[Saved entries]
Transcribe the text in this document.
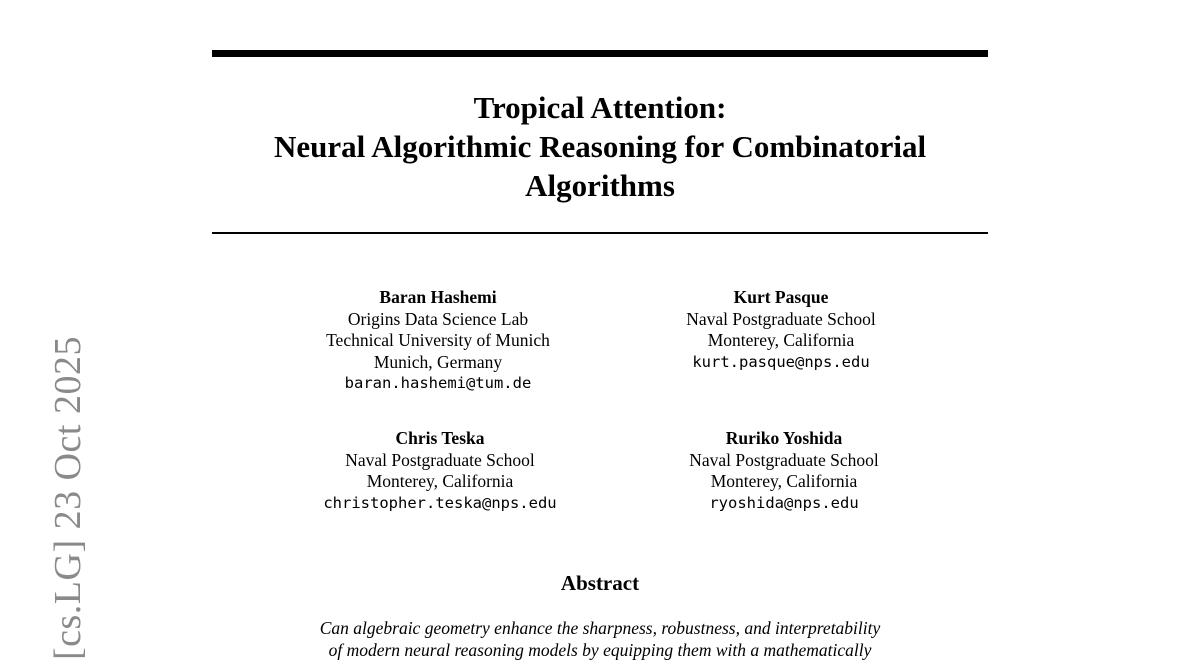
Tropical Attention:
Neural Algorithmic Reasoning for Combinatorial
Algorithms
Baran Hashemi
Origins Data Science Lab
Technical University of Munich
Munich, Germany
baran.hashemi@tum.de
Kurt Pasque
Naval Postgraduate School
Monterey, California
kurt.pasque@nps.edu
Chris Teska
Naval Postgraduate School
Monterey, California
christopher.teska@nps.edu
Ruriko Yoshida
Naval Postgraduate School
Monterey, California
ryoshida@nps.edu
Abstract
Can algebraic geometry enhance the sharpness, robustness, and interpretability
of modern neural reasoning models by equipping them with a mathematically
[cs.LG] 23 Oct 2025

...

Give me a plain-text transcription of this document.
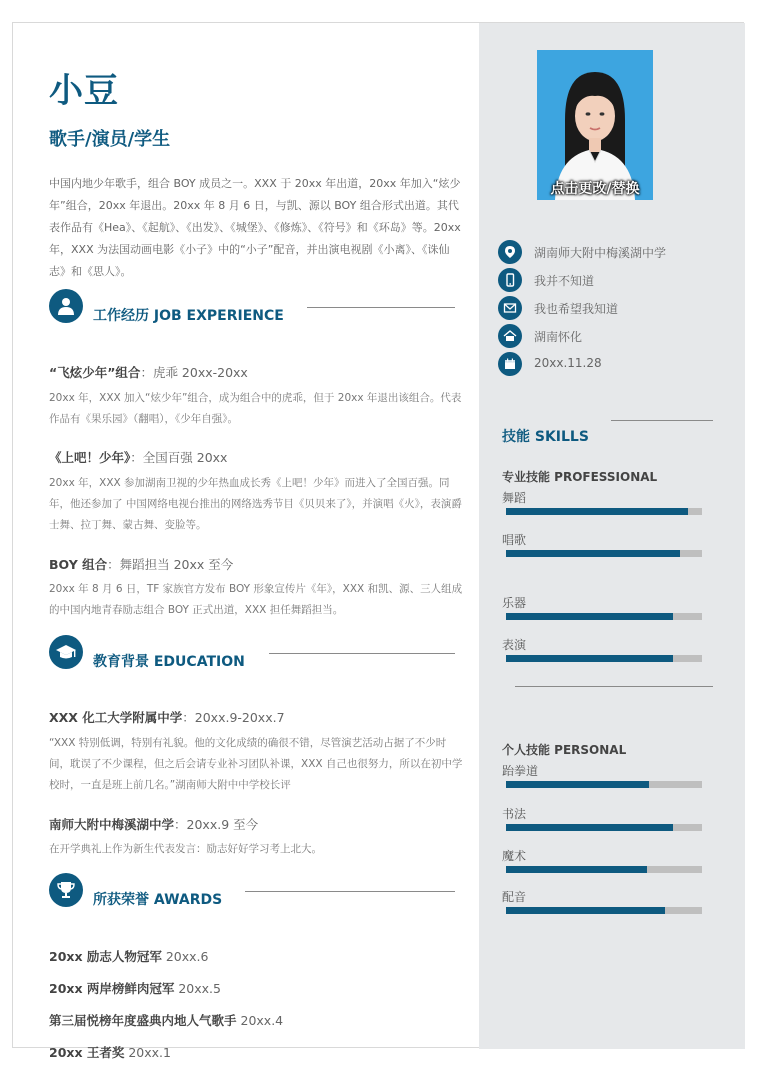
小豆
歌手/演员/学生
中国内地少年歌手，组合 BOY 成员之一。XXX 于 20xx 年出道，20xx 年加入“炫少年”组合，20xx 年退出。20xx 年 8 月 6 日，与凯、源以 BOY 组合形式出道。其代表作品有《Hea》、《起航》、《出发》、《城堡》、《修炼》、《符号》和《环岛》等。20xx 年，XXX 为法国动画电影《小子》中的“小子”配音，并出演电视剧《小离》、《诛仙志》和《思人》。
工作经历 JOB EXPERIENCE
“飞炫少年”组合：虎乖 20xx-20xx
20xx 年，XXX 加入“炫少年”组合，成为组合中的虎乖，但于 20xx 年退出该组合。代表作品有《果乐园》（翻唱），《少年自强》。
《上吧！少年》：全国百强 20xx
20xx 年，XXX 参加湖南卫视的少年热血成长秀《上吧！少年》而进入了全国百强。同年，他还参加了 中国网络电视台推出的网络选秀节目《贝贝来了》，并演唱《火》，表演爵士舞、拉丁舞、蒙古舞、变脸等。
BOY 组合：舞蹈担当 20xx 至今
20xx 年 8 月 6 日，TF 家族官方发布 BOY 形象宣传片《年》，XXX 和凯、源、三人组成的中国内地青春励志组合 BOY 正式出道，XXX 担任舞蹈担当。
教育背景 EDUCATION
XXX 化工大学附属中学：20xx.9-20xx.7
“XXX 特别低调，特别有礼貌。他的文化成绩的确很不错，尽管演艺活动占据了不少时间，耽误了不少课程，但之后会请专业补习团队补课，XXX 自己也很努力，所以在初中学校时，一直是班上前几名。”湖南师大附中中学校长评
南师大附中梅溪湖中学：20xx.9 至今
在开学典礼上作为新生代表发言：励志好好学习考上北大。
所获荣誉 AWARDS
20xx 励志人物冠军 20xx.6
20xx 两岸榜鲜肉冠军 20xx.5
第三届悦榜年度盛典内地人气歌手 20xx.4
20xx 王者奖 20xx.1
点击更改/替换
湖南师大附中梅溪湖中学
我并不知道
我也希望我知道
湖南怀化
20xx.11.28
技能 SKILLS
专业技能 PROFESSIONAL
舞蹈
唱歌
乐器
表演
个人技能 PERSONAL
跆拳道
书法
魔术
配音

Problem details — Filter for "this". Return all lines that hold it.

Exercise solution —
Transcribe the text in this document.
Give me a plain-text transcription of this document.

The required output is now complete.